__GIVEN PROBLEM__
Look for the word "Mostrar" in the entries below, then copy every line that has it.

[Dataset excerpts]
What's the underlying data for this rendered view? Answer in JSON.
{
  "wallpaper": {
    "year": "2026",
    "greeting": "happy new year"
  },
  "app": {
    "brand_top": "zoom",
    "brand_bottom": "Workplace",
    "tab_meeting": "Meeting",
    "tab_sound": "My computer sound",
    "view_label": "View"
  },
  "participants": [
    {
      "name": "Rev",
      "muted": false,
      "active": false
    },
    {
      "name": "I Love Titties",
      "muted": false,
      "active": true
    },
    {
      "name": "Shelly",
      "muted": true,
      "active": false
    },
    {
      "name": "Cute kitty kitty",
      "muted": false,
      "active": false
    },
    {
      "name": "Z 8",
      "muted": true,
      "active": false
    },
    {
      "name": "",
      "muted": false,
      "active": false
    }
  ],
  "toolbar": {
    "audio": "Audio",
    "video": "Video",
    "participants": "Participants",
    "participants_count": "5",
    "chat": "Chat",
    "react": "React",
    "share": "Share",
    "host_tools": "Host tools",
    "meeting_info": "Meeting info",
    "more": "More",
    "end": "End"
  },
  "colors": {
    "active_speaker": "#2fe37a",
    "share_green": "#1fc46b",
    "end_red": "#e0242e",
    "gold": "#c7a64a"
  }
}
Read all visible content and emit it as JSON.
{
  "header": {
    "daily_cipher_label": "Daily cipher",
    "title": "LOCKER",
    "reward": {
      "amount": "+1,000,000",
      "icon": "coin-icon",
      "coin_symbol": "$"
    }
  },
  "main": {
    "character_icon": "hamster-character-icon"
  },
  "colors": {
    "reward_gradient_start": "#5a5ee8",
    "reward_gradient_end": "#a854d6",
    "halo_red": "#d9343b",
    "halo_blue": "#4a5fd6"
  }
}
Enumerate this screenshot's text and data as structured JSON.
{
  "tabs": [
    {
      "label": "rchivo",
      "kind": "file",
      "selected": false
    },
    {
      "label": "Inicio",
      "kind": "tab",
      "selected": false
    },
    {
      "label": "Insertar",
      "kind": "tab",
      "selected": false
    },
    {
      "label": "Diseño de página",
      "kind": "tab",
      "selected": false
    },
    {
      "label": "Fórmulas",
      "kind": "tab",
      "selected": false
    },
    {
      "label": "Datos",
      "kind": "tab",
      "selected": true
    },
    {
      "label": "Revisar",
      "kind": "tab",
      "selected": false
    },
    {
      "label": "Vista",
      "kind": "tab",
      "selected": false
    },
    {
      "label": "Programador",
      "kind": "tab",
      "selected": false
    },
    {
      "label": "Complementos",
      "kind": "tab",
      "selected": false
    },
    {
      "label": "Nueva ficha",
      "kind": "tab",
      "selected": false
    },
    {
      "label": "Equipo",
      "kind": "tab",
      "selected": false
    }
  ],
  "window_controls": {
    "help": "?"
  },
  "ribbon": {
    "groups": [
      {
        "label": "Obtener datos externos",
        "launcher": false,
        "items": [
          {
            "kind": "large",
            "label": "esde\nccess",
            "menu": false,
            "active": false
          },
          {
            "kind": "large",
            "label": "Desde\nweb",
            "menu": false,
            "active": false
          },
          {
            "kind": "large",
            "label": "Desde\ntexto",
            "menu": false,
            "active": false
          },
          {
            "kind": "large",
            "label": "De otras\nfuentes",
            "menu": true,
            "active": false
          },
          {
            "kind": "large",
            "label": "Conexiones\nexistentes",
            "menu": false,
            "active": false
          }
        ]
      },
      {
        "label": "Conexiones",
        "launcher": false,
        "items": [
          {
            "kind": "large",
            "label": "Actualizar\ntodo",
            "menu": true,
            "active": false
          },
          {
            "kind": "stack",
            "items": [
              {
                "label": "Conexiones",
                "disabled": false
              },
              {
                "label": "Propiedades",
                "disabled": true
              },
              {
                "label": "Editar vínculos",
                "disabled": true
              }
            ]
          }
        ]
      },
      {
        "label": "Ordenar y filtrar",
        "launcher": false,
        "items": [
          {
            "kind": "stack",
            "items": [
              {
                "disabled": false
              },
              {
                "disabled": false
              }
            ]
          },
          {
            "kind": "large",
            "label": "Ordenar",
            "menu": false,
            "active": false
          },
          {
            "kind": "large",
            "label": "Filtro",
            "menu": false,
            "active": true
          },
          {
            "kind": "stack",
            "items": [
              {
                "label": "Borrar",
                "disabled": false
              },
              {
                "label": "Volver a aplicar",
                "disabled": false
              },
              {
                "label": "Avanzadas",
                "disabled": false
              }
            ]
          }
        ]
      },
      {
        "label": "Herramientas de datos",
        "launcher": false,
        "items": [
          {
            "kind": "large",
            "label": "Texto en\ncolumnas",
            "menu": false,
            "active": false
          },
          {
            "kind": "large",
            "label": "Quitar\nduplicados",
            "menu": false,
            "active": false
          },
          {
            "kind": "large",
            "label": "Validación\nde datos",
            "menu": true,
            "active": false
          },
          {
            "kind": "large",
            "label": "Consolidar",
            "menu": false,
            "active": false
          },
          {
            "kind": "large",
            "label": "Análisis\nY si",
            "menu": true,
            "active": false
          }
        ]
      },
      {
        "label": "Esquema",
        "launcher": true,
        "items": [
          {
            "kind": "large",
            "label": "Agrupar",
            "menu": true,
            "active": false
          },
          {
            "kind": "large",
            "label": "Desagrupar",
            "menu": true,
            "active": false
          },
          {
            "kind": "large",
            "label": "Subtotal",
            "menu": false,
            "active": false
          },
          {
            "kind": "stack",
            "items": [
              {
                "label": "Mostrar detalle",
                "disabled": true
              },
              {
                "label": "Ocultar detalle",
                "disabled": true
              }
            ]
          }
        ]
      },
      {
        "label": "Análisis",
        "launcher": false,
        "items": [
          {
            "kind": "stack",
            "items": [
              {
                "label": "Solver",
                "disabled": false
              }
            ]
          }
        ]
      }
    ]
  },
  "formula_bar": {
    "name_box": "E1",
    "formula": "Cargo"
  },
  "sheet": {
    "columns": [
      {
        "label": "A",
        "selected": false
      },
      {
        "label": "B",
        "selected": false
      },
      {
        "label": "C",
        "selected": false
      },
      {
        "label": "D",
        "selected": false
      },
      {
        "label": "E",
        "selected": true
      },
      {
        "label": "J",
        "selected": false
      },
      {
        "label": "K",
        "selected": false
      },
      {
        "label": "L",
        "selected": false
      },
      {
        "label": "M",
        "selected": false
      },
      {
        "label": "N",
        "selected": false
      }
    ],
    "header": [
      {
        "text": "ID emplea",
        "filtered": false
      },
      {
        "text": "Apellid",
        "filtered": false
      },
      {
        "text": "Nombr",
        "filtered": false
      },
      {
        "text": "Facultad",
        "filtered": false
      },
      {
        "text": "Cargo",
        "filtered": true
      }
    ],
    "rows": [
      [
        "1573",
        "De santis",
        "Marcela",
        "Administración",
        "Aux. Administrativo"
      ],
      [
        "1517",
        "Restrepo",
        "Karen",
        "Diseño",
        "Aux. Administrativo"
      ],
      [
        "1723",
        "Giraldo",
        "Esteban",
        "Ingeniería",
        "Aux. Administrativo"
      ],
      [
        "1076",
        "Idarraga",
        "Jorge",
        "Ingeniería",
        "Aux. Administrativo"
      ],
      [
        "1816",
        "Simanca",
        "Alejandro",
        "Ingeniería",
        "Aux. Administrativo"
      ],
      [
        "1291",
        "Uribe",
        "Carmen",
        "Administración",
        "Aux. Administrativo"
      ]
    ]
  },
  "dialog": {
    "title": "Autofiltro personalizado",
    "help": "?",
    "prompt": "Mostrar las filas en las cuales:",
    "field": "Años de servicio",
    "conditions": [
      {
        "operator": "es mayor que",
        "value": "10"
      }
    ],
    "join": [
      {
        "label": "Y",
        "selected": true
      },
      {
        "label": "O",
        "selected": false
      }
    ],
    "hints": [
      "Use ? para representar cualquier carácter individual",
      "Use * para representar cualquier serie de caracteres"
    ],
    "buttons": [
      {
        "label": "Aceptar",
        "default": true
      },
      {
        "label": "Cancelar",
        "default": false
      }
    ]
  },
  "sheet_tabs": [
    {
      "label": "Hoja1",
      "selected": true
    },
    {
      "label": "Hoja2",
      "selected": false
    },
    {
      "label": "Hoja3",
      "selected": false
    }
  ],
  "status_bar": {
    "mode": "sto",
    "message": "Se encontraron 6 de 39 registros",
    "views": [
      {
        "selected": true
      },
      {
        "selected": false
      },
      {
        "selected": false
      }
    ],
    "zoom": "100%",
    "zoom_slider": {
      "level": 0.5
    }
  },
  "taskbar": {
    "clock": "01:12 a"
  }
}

__FINISHED ANSWER__
                "label": "Mostrar detalle",
    "prompt": "Mostrar las filas en las cuales:",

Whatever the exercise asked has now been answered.